* _Problem requirements_:
Find the string "strane" and gather every line that holds it.

* _Recorded information_:
★ ★ ★

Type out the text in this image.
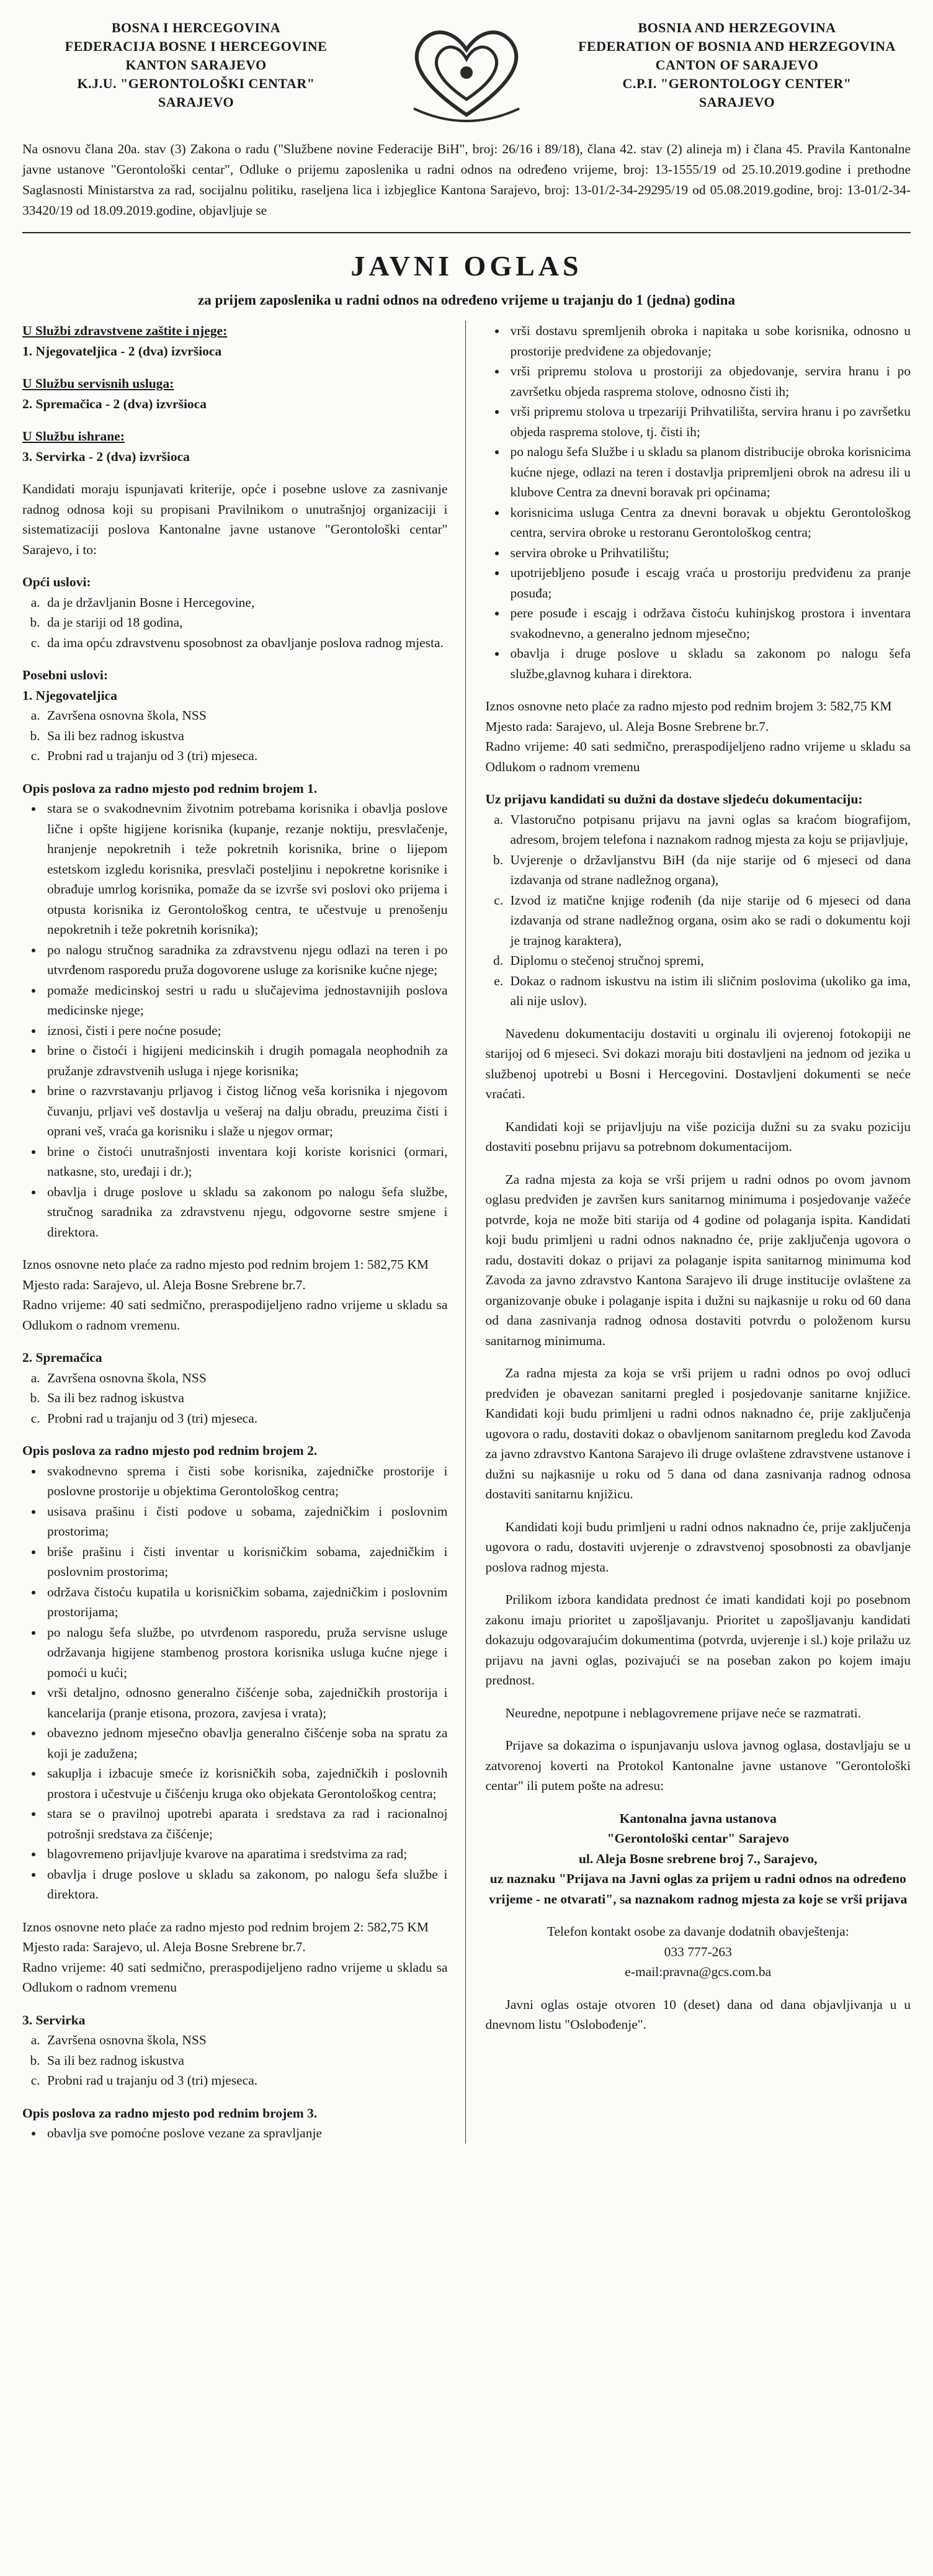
BOSNA I HERCEGOVINA
FEDERACIJA BOSNE I HERCEGOVINE
KANTON SARAJEVO
K.J.U. "GERONTOLOŠKI CENTAR"
SARAJEVO
BOSNIA AND HERZEGOVINA
FEDERATION OF BOSNIA AND HERZEGOVINA
CANTON OF SARAJEVO
C.P.I. "GERONTOLOGY CENTER"
SARAJEVO

Na osnovu člana 20a. stav (3) Zakona o radu ("Službene novine Federacije BiH", broj: 26/16 i 89/18), člana 42. stav (2) alineja m) i člana 45. Pravila Kantonalne javne ustanove "Gerontološki centar", Odluke o prijemu zaposlenika u radni odnos na određeno vrijeme, broj: 13-1555/19 od 25.10.2019.godine i prethodne Saglasnosti Ministarstva za rad, socijalnu politiku, raseljena lica i izbjeglice Kantona Sarajevo, broj: 13-01/2-34-29295/19 od 05.08.2019.godine, broj: 13-01/2-34-33420/19 od 18.09.2019.godine, objavljuje se

JAVNI OGLAS
za prijem zaposlenika u radni odnos na određeno vrijeme u trajanju do 1 (jedna) godina

U Službi zdravstvene zaštite i njege:

1. Njegovateljica - 2 (dva) izvršioca

U Službu servisnih usluga:

2. Spremačica - 2 (dva) izvršioca

U Službu ishrane:

3. Servirka - 2 (dva) izvršioca

Kandidati moraju ispunjavati kriterije, opće i posebne uslove za zasnivanje radnog odnosa koji su propisani Pravilnikom o unutrašnjoj organizaciji i sistematizaciji poslova Kantonalne javne ustanove "Gerontološki centar" Sarajevo, i to:

Opći uslovi:

a. da je državljanin Bosne i Hercegovine,
b. da je stariji od 18 godina,
c. da ima opću zdravstvenu sposobnost za obavljanje poslova radnog mjesta.

Posebni uslovi:

1. Njegovateljica

a. Završena osnovna škola, NSS
b. Sa ili bez radnog iskustva
c. Probni rad u trajanju od 3 (tri) mjeseca.

Opis poslova za radno mjesto pod rednim brojem 1.

• stara se o svakodnevnim životnim potrebama korisnika i obavlja poslove lične i opšte higijene korisnika (kupanje, rezanje noktiju, presvlačenje, hranjenje nepokretnih i teže pokretnih korisnika, brine o lijepom estetskom izgledu korisnika, presvlači posteljinu i nepokretne korisnike i obrađuje umrlog korisnika, pomaže da se izvrše svi poslovi oko prijema i otpusta korisnika iz Gerontološkog centra, te učestvuje u prenošenju nepokretnih i teže pokretnih korisnika);
• po nalogu stručnog saradnika za zdravstvenu njegu odlazi na teren i po utvrđenom rasporedu pruža dogovorene usluge za korisnike kućne njege;
• pomaže medicinskoj sestri u radu u slučajevima jednostavnijih poslova medicinske njege;
• iznosi, čisti i pere noćne posude;
• brine o čistoći i higijeni medicinskih i drugih pomagala neophodnih za pružanje zdravstvenih usluga i njege korisnika;
• brine o razvrstavanju prljavog i čistog ličnog veša korisnika i njegovom čuvanju, prljavi veš dostavlja u vešeraj na dalju obradu, preuzima čisti i oprani veš, vraća ga korisniku i slaže u njegov ormar;
• brine o čistoći unutrašnjosti inventara koji koriste korisnici (ormari, natkasne, sto, uređaji i dr.);
• obavlja i druge poslove u skladu sa zakonom po nalogu šefa službe, stručnog saradnika za zdravstvenu njegu, odgovorne sestre smjene i direktora.

Iznos osnovne neto plaće za radno mjesto pod rednim brojem 1: 582,75 KM

Mjesto rada: Sarajevo, ul. Aleja Bosne Srebrene br.7.

Radno vrijeme: 40 sati sedmično, preraspodijeljeno radno vrijeme u skladu sa Odlukom o radnom vremenu.

2. Spremačica

a. Završena osnovna škola, NSS
b. Sa ili bez radnog iskustva
c. Probni rad u trajanju od 3 (tri) mjeseca.

Opis poslova za radno mjesto pod rednim brojem 2.

• svakodnevno sprema i čisti sobe korisnika, zajedničke prostorije i poslovne prostorije u objektima Gerontološkog centra;
• usisava prašinu i čisti podove u sobama, zajedničkim i poslovnim prostorima;
• briše prašinu i čisti inventar u korisničkim sobama, zajedničkim i poslovnim prostorima;
• održava čistoću kupatila u korisničkim sobama, zajedničkim i poslovnim prostorijama;
• po nalogu šefa službe, po utvrđenom rasporedu, pruža servisne usluge održavanja higijene stambenog prostora korisnika usluga kućne njege i pomoći u kući;
• vrši detaljno, odnosno generalno čišćenje soba, zajedničkih prostorija i kancelarija (pranje etisona, prozora, zavjesa i vrata);
• obavezno jednom mjesečno obavlja generalno čišćenje soba na spratu za koji je zadužena;
• sakuplja i izbacuje smeće iz korisničkih soba, zajedničkih i poslovnih prostora i učestvuje u čišćenju kruga oko objekata Gerontološkog centra;
• stara se o pravilnoj upotrebi aparata i sredstava za rad i racionalnoj potrošnji sredstava za čišćenje;
• blagovremeno prijavljuje kvarove na aparatima i sredstvima za rad;
• obavlja i druge poslove u skladu sa zakonom, po nalogu šefa službe i direktora.

Iznos osnovne neto plaće za radno mjesto pod rednim brojem 2: 582,75 KM

Mjesto rada: Sarajevo, ul. Aleja Bosne Srebrene br.7.

Radno vrijeme: 40 sati sedmično, preraspodijeljeno radno vrijeme u skladu sa Odlukom o radnom vremenu

3. Servirka

a. Završena osnovna škola, NSS
b. Sa ili bez radnog iskustva
c. Probni rad u trajanju od 3 (tri) mjeseca.

Opis poslova za radno mjesto pod rednim brojem 3.

• obavlja sve pomoćne poslove vezane za spravljanje
• vrši dostavu spremljenih obroka i napitaka u sobe korisnika, odnosno u prostorije predviđene za objedovanje;
• vrši pripremu stolova u prostoriji za objedovanje, servira hranu i po završetku objeda raspremа stolove, odnosno čisti ih;
• vrši pripremu stolova u trpezariji Prihvatilišta, servira hranu i po završetku objeda raspremа stolove, tj. čisti ih;
• po nalogu šefa Službe i u skladu sa planom distribucije obroka korisnicima kućne njege, odlazi na teren i dostavlja pripremljeni obrok na adresu ili u klubove Centra za dnevni boravak pri općinama;
• korisnicima usluga Centra za dnevni boravak u objektu Gerontološkog centra, servira obroke u restoranu Gerontološkog centra;
• servira obroke u Prihvatilištu;
• upotrijebljeno posuđe i escajg vraća u prostoriju predviđenu za pranje posuđa;
• pere posuđe i escajg i održava čistoću kuhinjskog prostora i inventara svakodnevno, a generalno jednom mjesečno;
• obavlja i druge poslove u skladu sa zakonom po nalogu šefa službe,glavnog kuhara i direktora.

Iznos osnovne neto plaće za radno mjesto pod rednim brojem 3: 582,75 KM

Mjesto rada: Sarajevo, ul. Aleja Bosne Srebrene br.7.

Radno vrijeme: 40 sati sedmično, preraspodijeljeno radno vrijeme u skladu sa Odlukom o radnom vremenu

Uz prijavu kandidati su dužni da dostave sljedeću dokumentaciju:

a. Vlastoručno potpisanu prijavu na javni oglas sa kraćom biografijom, adresom, brojem telefona i naznakom radnog mjesta za koju se prijavljuje,
b. Uvjerenje o državljanstvu BiH (da nije starije od 6 mjeseci od dana izdavanja od strane nadležnog organa),
c. Izvod iz matične knjige rođenih (da nije starije od 6 mjeseci od dana izdavanja od strane nadležnog organa, osim ako se radi o dokumentu koji je trajnog karaktera),
d. Diplomu o stečenoj stručnoj spremi,
e. Dokaz o radnom iskustvu na istim ili sličnim poslovima (ukoliko ga ima, ali nije uslov).

Navedenu dokumentaciju dostaviti u orginalu ili ovjerenoj fotokopiji ne starijoj od 6 mjeseci. Svi dokazi moraju biti dostavljeni na jednom od jezika u službenoj upotrebi u Bosni i Hercegovini. Dostavljeni dokumenti se neće vraćati.

Kandidati koji se prijavljuju na više pozicija dužni su za svaku poziciju dostaviti posebnu prijavu sa potrebnom dokumentacijom.

Za radna mjesta za koja se vrši prijem u radni odnos po ovom javnom oglasu predviđen je završen kurs sanitarnog minimuma i posjedovanje važeće potvrde, koja ne može biti starija od 4 godine od polaganja ispita. Kandidati koji budu primljeni u radni odnos naknadno će, prije zaključenja ugovora o radu, dostaviti dokaz o prijavi za polaganje ispita sanitarnog minimuma kod Zavoda za javno zdravstvo Kantona Sarajevo ili druge institucije ovlaštene za organizovanje obuke i polaganje ispita i dužni su najkasnije u roku od 60 dana od dana zasnivanja radnog odnosa dostaviti potvrdu o položenom kursu sanitarnog minimuma.

Za radna mjesta za koja se vrši prijem u radni odnos po ovoj odluci predviđen je obavezan sanitarni pregled i posjedovanje sanitarne knjižice. Kandidati koji budu primljeni u radni odnos naknadno će, prije zaključenja ugovora o radu, dostaviti dokaz o obavljenom sanitarnom pregledu kod Zavoda za javno zdravstvo Kantona Sarajevo ili druge ovlaštene zdravstvene ustanove i dužni su najkasnije u roku od 5 dana od dana zasnivanja radnog odnosa dostaviti sanitarnu knjižicu.

Kandidati koji budu primljeni u radni odnos naknadno će, prije zaključenja ugovora o radu, dostaviti uvjerenje o zdravstvenoj sposobnosti za obavljanje poslova radnog mjesta.

Prilikom izbora kandidata prednost će imati kandidati koji po posebnom zakonu imaju prioritet u zapošljavanju. Prioritet u zapošljavanju kandidati dokazuju odgovarajućim dokumentima (potvrda, uvjerenje i sl.) koje prilažu uz prijavu na javni oglas, pozivajući se na poseban zakon po kojem imaju prednost.

Neuredne, nepotpune i neblagovremene prijave neće se razmatrati.

Prijave sa dokazima o ispunjavanju uslova javnog oglasa, dostavljaju se u zatvorenoj koverti na Protokol Kantonalne javne ustanove "Gerontološki centar" ili putem pošte na adresu:

Kantonalna javna ustanova

"Gerontološki centar" Sarajevo

ul. Aleja Bosne srebrene broj 7., Sarajevo,

uz naznaku "Prijava na Javni oglas za prijem u radni odnos na određeno vrijeme - ne otvarati", sa naznakom radnog mjesta za koje se vrši prijava

Telefon kontakt osobe za davanje dodatnih obavještenja:

033 777-263

e-mail:pravna@gcs.com.ba

Javni oglas ostaje otvoren 10 (deset) dana od dana objavljivanja u u dnevnom listu "Oslobođenje".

★ ★ ★

* _Correct answer_:
b. Uvjerenje o državljanstvu BiH (da nije starije od 6 mjeseci od dana izdavanja od strane nadležnog organa),
c. Izvod iz matične knjige rođenih (da nije starije od 6 mjeseci od dana izdavanja od strane nadležnog organa, osim ako se radi o dokumentu koji je trajnog karaktera),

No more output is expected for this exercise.